**Do this**
Could you give the data below again, exactly and completely?

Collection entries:
______

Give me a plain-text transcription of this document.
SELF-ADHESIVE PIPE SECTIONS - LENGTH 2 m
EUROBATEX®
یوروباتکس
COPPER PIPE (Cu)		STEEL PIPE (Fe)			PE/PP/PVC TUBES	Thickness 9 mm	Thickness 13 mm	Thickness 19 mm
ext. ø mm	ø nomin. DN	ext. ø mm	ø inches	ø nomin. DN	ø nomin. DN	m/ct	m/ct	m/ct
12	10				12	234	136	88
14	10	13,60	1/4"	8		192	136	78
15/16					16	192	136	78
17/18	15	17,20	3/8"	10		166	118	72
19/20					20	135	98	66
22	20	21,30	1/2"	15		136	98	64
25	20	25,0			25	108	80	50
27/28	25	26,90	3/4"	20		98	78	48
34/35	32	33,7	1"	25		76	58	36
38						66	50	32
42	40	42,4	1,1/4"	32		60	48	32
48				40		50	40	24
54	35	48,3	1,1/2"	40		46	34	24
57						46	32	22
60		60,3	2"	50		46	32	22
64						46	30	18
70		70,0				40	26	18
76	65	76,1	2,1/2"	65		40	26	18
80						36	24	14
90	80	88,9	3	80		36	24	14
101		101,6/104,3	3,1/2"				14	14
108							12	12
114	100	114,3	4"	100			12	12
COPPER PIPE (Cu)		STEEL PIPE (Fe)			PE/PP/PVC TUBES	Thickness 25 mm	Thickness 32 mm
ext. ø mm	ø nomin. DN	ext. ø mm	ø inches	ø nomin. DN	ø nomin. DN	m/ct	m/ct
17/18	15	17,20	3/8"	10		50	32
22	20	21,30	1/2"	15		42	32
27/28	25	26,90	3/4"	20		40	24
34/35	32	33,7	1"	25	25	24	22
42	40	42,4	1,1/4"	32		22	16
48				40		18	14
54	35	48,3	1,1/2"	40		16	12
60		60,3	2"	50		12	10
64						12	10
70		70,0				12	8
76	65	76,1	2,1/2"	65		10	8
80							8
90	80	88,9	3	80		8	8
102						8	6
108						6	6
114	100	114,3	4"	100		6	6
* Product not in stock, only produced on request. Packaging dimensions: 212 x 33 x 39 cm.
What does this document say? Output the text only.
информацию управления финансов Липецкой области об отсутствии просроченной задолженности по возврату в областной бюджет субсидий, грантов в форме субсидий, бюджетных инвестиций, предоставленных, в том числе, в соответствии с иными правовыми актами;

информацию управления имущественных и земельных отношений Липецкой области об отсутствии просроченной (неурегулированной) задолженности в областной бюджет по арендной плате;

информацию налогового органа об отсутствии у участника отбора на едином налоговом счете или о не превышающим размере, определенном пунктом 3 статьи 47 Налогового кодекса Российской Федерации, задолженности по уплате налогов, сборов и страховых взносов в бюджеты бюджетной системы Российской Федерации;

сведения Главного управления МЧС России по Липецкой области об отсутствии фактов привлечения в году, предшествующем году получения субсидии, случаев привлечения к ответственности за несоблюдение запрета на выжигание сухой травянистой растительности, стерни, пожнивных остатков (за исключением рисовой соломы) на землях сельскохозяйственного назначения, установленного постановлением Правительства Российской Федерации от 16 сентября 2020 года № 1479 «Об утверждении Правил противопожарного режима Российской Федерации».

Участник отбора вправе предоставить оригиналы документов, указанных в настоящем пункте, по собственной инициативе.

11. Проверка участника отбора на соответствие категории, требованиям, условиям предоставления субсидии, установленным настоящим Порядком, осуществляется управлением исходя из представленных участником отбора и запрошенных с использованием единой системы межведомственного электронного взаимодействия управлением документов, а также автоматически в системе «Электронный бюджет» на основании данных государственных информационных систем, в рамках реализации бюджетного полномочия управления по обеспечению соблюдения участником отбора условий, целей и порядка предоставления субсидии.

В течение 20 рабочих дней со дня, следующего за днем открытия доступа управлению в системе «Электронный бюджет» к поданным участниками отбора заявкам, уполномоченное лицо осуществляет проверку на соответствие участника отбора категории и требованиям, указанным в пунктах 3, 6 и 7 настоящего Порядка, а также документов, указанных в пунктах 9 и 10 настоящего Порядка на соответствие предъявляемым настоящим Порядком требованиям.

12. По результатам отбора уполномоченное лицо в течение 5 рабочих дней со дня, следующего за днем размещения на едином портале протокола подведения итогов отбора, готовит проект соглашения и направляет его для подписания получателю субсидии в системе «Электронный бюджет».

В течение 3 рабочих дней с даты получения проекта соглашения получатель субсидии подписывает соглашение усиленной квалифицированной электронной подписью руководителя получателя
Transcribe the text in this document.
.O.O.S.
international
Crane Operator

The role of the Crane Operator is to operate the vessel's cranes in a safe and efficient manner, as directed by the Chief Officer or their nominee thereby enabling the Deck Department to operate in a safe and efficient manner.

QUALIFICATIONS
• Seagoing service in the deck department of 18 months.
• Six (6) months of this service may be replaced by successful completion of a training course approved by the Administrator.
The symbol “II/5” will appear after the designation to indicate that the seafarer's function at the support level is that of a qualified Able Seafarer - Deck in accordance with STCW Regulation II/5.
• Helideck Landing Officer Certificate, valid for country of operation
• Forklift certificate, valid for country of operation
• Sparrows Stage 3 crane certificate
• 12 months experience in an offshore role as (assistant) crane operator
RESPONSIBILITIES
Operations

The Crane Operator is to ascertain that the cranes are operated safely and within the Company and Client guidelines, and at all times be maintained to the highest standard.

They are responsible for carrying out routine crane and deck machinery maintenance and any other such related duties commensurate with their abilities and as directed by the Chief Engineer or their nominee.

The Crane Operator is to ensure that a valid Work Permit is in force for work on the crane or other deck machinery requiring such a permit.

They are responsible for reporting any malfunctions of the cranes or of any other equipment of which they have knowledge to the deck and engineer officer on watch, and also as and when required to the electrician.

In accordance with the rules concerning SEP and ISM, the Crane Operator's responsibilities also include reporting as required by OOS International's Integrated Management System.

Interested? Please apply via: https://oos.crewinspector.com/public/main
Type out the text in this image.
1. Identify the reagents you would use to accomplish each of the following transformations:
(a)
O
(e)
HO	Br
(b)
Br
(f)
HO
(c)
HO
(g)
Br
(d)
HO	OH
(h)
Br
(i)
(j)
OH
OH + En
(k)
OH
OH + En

______

**Finished answer**
Give me a plain-text transcription of this document.
SELF-ADHESIVE PIPE SECTIONS - LENGTH 2 m
EUROBATEX®
یوروباتکس
COPPER PIPE (Cu)		STEEL PIPE (Fe)			PE/PP/PVC TUBES	Thickness 9 mm	Thickness 13 mm	Thickness 19 mm
ext. ø mm	ø nomin. DN	ext. ø mm	ø inches	ø nomin. DN	ø nomin. DN	m/ct	m/ct	m/ct
12	10				12	234	136	88
14	10	13,60	1/4"	8		192	136	78
15/16					16	192	136	78
17/18	15	17,20	3/8"	10		166	118	72
19/20					20	135	98	66
22	20	21,30	1/2"	15		136	98	64
25	20	25,0			25	108	80	50
27/28	25	26,90	3/4"	20		98	78	48
34/35	32	33,7	1"	25		76	58	36
38						66	50	32
42	40	42,4	1,1/4"	32		60	48	32
48				40		50	40	24
54	35	48,3	1,1/2"	40		46	34	24
57						46	32	22
60		60,3	2"	50		46	32	22
64						46	30	18
70		70,0				40	26	18
76	65	76,1	2,1/2"	65		40	26	18
80						36	24	14
90	80	88,9	3	80		36	24	14
101		101,6/104,3	3,1/2"				14	14
108							12	12
114	100	114,3	4"	100			12	12
COPPER PIPE (Cu)		STEEL PIPE (Fe)			PE/PP/PVC TUBES	Thickness 25 mm	Thickness 32 mm
ext. ø mm	ø nomin. DN	ext. ø mm	ø inches	ø nomin. DN	ø nomin. DN	m/ct	m/ct
17/18	15	17,20	3/8"	10		50	32
22	20	21,30	1/2"	15		42	32
27/28	25	26,90	3/4"	20		40	24
34/35	32	33,7	1"	25	25	24	22
42	40	42,4	1,1/4"	32		22	16
48				40		18	14
54	35	48,3	1,1/2"	40		16	12
60		60,3	2"	50		12	10
64						12	10
70		70,0				12	8
76	65	76,1	2,1/2"	65		10	8
80							8
90	80	88,9	3	80		8	8
102						8	6
108						6	6
114	100	114,3	4"	100		6	6
* Product not in stock, only produced on request. Packaging dimensions: 212 x 33 x 39 cm.
What does this document say? Output the text only.
информацию управления финансов Липецкой области об отсутствии просроченной задолженности по возврату в областной бюджет субсидий, грантов в форме субсидий, бюджетных инвестиций, предоставленных, в том числе, в соответствии с иными правовыми актами;

информацию управления имущественных и земельных отношений Липецкой области об отсутствии просроченной (неурегулированной) задолженности в областной бюджет по арендной плате;

информацию налогового органа об отсутствии у участника отбора на едином налоговом счете или о не превышающим размере, определенном пунктом 3 статьи 47 Налогового кодекса Российской Федерации, задолженности по уплате налогов, сборов и страховых взносов в бюджеты бюджетной системы Российской Федерации;

сведения Главного управления МЧС России по Липецкой области об отсутствии фактов привлечения в году, предшествующем году получения субсидии, случаев привлечения к ответственности за несоблюдение запрета на выжигание сухой травянистой растительности, стерни, пожнивных остатков (за исключением рисовой соломы) на землях сельскохозяйственного назначения, установленного постановлением Правительства Российской Федерации от 16 сентября 2020 года № 1479 «Об утверждении Правил противопожарного режима Российской Федерации».

Участник отбора вправе предоставить оригиналы документов, указанных в настоящем пункте, по собственной инициативе.

11. Проверка участника отбора на соответствие категории, требованиям, условиям предоставления субсидии, установленным настоящим Порядком, осуществляется управлением исходя из представленных участником отбора и запрошенных с использованием единой системы межведомственного электронного взаимодействия управлением документов, а также автоматически в системе «Электронный бюджет» на основании данных государственных информационных систем, в рамках реализации бюджетного полномочия управления по обеспечению соблюдения участником отбора условий, целей и порядка предоставления субсидии.

В течение 20 рабочих дней со дня, следующего за днем открытия доступа управлению в системе «Электронный бюджет» к поданным участниками отбора заявкам, уполномоченное лицо осуществляет проверку на соответствие участника отбора категории и требованиям, указанным в пунктах 3, 6 и 7 настоящего Порядка, а также документов, указанных в пунктах 9 и 10 настоящего Порядка на соответствие предъявляемым настоящим Порядком требованиям.

12. По результатам отбора уполномоченное лицо в течение 5 рабочих дней со дня, следующего за днем размещения на едином портале протокола подведения итогов отбора, готовит проект соглашения и направляет его для подписания получателю субсидии в системе «Электронный бюджет».

В течение 3 рабочих дней с даты получения проекта соглашения получатель субсидии подписывает соглашение усиленной квалифицированной электронной подписью руководителя получателя
Transcribe the text in this document.
.O.O.S.
international
Crane Operator

The role of the Crane Operator is to operate the vessel's cranes in a safe and efficient manner, as directed by the Chief Officer or their nominee thereby enabling the Deck Department to operate in a safe and efficient manner.

QUALIFICATIONS
• Seagoing service in the deck department of 18 months.
• Six (6) months of this service may be replaced by successful completion of a training course approved by the Administrator.
The symbol “II/5” will appear after the designation to indicate that the seafarer's function at the support level is that of a qualified Able Seafarer - Deck in accordance with STCW Regulation II/5.
• Helideck Landing Officer Certificate, valid for country of operation
• Forklift certificate, valid for country of operation
• Sparrows Stage 3 crane certificate
• 12 months experience in an offshore role as (assistant) crane operator
RESPONSIBILITIES
Operations

The Crane Operator is to ascertain that the cranes are operated safely and within the Company and Client guidelines, and at all times be maintained to the highest standard.

They are responsible for carrying out routine crane and deck machinery maintenance and any other such related duties commensurate with their abilities and as directed by the Chief Engineer or their nominee.

The Crane Operator is to ensure that a valid Work Permit is in force for work on the crane or other deck machinery requiring such a permit.

They are responsible for reporting any malfunctions of the cranes or of any other equipment of which they have knowledge to the deck and engineer officer on watch, and also as and when required to the electrician.

In accordance with the rules concerning SEP and ISM, the Crane Operator's responsibilities also include reporting as required by OOS International's Integrated Management System.

Interested? Please apply via: https://oos.crewinspector.com/public/main
Type out the text in this image.
1. Identify the reagents you would use to accomplish each of the following transformations:
(a)
O
(e)
HO	Br
(b)
Br
(f)
HO
(c)
HO
(g)
Br
(d)
HO	OH
(h)
Br
(i)
(j)
OH
OH + En
(k)
OH
OH + En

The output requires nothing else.